*Instructions for the task:* Type out every line below exactly as it reads.

*Supplied material:*
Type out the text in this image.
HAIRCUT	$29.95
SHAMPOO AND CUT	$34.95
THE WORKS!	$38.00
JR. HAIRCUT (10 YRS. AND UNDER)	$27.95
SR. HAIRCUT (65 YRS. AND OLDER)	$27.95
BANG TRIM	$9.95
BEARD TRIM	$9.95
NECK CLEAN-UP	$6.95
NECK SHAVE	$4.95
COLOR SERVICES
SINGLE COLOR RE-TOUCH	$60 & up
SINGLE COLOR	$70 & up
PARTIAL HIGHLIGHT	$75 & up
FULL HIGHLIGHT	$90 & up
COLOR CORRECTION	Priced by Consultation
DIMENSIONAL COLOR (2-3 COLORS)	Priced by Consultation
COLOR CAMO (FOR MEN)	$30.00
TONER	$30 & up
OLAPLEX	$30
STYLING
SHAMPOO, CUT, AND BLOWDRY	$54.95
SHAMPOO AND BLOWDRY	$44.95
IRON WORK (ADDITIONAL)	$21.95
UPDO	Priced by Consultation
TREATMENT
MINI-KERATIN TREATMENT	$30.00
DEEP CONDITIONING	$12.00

*Right answer:*
Type out the text in this image.
HAIRCUT	$29.95
SHAMPOO AND CUT	$34.95
THE WORKS!	$38.00
JR. HAIRCUT (10 YRS. AND UNDER)	$27.95
SR. HAIRCUT (65 YRS. AND OLDER)	$27.95
BANG TRIM	$9.95
BEARD TRIM	$9.95
NECK CLEAN-UP	$6.95
NECK SHAVE	$4.95
COLOR SERVICES
SINGLE COLOR RE-TOUCH	$60 & up
SINGLE COLOR	$70 & up
PARTIAL HIGHLIGHT	$75 & up
FULL HIGHLIGHT	$90 & up
COLOR CORRECTION	Priced by Consultation
DIMENSIONAL COLOR (2-3 COLORS)	Priced by Consultation
COLOR CAMO (FOR MEN)	$30.00
TONER	$30 & up
OLAPLEX	$30
STYLING
SHAMPOO, CUT, AND BLOWDRY	$54.95
SHAMPOO AND BLOWDRY	$44.95
IRON WORK (ADDITIONAL)	$21.95
UPDO	Priced by Consultation
TREATMENT
MINI-KERATIN TREATMENT	$30.00
DEEP CONDITIONING	$12.00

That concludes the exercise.